Pull out every line from the listing that has the word "Integration".

---

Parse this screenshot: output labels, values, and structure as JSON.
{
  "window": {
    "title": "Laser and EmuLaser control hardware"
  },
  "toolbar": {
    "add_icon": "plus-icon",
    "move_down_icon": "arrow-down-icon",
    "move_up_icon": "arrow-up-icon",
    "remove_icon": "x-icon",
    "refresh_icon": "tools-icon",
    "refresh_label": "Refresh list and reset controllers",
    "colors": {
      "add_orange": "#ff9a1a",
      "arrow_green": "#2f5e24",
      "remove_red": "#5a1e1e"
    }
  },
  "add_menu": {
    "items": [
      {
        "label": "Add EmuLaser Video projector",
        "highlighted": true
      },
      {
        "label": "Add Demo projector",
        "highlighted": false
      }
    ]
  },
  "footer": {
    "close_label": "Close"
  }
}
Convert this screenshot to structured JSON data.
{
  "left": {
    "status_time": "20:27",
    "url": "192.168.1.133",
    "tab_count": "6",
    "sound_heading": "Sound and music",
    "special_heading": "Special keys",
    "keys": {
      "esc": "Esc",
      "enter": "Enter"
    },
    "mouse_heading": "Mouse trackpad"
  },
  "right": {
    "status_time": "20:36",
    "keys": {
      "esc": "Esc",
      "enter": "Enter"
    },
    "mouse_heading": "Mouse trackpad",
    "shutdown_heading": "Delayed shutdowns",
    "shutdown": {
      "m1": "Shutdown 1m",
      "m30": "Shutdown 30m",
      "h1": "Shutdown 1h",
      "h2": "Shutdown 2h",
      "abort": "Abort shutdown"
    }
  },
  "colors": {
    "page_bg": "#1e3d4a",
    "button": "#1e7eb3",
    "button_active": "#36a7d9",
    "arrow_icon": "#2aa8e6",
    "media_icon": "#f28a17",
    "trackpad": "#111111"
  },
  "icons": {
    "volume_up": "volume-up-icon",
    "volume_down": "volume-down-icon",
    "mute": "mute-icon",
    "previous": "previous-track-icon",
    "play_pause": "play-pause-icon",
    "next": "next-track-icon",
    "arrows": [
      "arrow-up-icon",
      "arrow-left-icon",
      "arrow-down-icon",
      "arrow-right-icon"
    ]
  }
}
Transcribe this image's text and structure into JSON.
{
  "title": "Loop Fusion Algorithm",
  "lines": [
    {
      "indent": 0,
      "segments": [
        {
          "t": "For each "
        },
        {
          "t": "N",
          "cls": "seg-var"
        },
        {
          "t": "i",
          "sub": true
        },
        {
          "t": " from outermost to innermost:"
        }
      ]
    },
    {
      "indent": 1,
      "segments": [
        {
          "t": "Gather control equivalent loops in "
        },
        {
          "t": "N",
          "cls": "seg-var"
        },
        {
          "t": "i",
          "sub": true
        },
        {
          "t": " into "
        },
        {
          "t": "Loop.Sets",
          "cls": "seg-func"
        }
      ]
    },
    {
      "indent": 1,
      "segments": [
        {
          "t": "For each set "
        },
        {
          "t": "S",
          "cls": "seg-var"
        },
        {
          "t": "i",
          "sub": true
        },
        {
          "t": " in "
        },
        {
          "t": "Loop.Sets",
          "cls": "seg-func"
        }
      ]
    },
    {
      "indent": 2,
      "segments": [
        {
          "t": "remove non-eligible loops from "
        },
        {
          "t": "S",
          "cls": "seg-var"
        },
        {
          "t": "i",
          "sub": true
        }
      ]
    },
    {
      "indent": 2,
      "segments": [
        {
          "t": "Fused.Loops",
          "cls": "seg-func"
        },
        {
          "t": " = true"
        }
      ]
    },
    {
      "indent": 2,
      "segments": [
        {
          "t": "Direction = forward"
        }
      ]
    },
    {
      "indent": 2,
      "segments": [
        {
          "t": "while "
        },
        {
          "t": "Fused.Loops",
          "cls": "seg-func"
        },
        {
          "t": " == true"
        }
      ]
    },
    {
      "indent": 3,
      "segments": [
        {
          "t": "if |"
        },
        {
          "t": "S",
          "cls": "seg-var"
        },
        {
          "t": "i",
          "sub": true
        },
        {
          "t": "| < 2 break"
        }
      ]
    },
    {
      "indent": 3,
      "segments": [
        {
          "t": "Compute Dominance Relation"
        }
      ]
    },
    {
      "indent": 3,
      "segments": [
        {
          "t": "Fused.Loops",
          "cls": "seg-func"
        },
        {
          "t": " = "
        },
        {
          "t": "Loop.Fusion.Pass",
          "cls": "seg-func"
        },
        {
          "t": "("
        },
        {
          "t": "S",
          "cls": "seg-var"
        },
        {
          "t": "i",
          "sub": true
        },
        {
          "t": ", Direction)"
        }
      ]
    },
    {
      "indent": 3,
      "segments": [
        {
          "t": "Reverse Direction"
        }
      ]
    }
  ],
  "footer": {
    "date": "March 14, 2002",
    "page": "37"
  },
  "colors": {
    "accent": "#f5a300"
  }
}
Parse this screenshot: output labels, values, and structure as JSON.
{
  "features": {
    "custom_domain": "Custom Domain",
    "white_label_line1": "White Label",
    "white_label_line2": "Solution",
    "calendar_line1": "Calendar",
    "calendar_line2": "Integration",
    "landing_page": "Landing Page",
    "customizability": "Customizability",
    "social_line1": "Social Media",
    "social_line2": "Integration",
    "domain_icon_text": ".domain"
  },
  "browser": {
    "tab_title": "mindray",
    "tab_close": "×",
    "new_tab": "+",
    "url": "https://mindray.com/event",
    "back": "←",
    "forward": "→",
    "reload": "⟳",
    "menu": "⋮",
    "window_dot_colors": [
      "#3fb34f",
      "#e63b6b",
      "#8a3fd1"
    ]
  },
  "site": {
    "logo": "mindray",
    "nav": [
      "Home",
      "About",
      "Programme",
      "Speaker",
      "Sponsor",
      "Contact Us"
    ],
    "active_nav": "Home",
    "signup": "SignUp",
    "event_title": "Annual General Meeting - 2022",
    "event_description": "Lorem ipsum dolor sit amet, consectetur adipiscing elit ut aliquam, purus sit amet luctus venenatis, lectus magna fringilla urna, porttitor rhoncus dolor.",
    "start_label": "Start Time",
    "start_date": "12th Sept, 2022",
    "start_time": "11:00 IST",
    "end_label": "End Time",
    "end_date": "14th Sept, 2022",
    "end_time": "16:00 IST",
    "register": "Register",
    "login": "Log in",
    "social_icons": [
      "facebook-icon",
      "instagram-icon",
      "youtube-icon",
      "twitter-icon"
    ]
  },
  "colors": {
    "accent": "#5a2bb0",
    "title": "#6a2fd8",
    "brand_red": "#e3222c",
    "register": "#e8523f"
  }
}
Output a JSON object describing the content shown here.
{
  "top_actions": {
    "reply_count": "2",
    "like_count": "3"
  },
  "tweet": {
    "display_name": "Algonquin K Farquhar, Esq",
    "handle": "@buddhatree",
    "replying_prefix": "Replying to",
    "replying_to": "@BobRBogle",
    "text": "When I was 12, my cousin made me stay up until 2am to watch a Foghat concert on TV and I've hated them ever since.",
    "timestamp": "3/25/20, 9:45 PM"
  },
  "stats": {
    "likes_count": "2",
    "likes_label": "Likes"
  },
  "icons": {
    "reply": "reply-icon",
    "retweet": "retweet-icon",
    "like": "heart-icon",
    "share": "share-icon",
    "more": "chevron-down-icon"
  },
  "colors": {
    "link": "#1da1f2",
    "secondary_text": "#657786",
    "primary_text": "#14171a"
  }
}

---

> Reply
    "calendar_line2": "Integration",
    "social_line2": "Integration",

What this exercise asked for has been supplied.